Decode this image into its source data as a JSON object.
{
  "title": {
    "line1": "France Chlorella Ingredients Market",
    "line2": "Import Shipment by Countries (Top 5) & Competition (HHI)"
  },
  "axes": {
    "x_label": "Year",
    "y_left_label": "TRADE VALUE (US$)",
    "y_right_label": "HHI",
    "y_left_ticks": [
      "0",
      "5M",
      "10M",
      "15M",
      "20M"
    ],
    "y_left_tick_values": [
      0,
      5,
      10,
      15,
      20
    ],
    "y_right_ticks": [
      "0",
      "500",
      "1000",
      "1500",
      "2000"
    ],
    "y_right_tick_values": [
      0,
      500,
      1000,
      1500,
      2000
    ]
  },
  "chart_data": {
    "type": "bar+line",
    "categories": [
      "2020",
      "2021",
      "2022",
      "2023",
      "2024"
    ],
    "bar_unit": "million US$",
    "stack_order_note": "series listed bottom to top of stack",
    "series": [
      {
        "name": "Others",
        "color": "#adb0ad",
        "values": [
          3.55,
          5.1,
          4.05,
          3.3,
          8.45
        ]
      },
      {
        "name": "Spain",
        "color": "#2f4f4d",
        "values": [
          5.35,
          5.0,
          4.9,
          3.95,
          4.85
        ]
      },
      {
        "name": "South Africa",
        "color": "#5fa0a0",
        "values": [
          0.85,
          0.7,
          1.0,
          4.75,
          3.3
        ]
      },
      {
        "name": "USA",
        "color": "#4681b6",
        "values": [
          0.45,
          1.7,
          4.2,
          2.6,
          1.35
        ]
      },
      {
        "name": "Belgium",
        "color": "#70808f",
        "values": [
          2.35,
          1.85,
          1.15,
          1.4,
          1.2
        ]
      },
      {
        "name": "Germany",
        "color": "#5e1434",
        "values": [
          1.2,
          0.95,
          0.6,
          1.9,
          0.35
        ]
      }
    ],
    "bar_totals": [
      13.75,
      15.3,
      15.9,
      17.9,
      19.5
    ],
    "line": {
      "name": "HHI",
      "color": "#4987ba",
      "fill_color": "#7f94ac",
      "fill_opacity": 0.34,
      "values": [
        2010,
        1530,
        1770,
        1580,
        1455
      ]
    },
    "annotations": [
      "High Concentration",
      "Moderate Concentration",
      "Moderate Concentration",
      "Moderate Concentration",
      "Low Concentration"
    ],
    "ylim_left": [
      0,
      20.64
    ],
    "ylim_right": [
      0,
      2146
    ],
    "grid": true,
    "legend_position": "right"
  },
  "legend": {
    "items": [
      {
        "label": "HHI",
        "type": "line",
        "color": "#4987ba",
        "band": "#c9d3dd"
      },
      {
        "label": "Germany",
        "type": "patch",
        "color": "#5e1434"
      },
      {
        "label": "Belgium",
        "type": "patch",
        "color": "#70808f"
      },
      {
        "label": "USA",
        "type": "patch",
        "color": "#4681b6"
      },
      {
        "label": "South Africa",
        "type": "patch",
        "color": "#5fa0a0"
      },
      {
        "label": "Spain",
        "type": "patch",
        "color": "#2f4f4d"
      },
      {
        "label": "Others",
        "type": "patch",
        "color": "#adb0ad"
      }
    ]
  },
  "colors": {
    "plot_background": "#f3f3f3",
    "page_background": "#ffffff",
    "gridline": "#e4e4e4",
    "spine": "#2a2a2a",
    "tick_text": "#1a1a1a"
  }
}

^^^^^^^^^^^^^^^^

**Instruction:**
Copy every line of the material in which the word "name" occurs.

**Exercise output:**
        "name": "Others",
        "name": "Spain",
        "name": "South Africa",
        "name": "USA",
        "name": "Belgium",
        "name": "Germany",
      "name": "HHI",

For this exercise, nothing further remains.